- PROBLEM STATEMENT:
Extract the complete data exactly as given.

[Data entries]
* Start *
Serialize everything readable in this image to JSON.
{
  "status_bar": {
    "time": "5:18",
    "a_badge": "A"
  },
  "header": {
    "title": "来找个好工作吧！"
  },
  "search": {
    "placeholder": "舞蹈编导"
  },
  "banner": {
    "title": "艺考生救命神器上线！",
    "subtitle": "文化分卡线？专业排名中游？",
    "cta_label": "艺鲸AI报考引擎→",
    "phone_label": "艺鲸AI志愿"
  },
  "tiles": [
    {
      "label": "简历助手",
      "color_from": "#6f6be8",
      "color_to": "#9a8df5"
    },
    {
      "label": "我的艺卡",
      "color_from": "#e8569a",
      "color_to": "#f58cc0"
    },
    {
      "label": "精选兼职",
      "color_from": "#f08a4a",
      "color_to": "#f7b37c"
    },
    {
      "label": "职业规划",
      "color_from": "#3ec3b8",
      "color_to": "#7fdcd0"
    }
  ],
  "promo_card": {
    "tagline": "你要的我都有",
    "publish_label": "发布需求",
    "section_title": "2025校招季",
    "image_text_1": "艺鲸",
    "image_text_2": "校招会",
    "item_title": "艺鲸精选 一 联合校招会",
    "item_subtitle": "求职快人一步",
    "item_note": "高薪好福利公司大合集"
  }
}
* End *
- EXERCISE RESULT:
Serialize everything readable in this image to JSON.
{
  "status_bar": {
    "time": "5:18",
    "a_badge": "A"
  },
  "header": {
    "title": "来找个好工作吧！"
  },
  "search": {
    "placeholder": "舞蹈编导"
  },
  "banner": {
    "title": "艺考生救命神器上线！",
    "subtitle": "文化分卡线？专业排名中游？",
    "cta_label": "艺鲸AI报考引擎→",
    "phone_label": "艺鲸AI志愿"
  },
  "tiles": [
    {
      "label": "简历助手",
      "color_from": "#6f6be8",
      "color_to": "#9a8df5"
    },
    {
      "label": "我的艺卡",
      "color_from": "#e8569a",
      "color_to": "#f58cc0"
    },
    {
      "label": "精选兼职",
      "color_from": "#f08a4a",
      "color_to": "#f7b37c"
    },
    {
      "label": "职业规划",
      "color_from": "#3ec3b8",
      "color_to": "#7fdcd0"
    }
  ],
  "promo_card": {
    "tagline": "你要的我都有",
    "publish_label": "发布需求",
    "section_title": "2025校招季",
    "image_text_1": "艺鲸",
    "image_text_2": "校招会",
    "item_title": "艺鲸精选 一 联合校招会",
    "item_subtitle": "求职快人一步",
    "item_note": "高薪好福利公司大合集"
  }
}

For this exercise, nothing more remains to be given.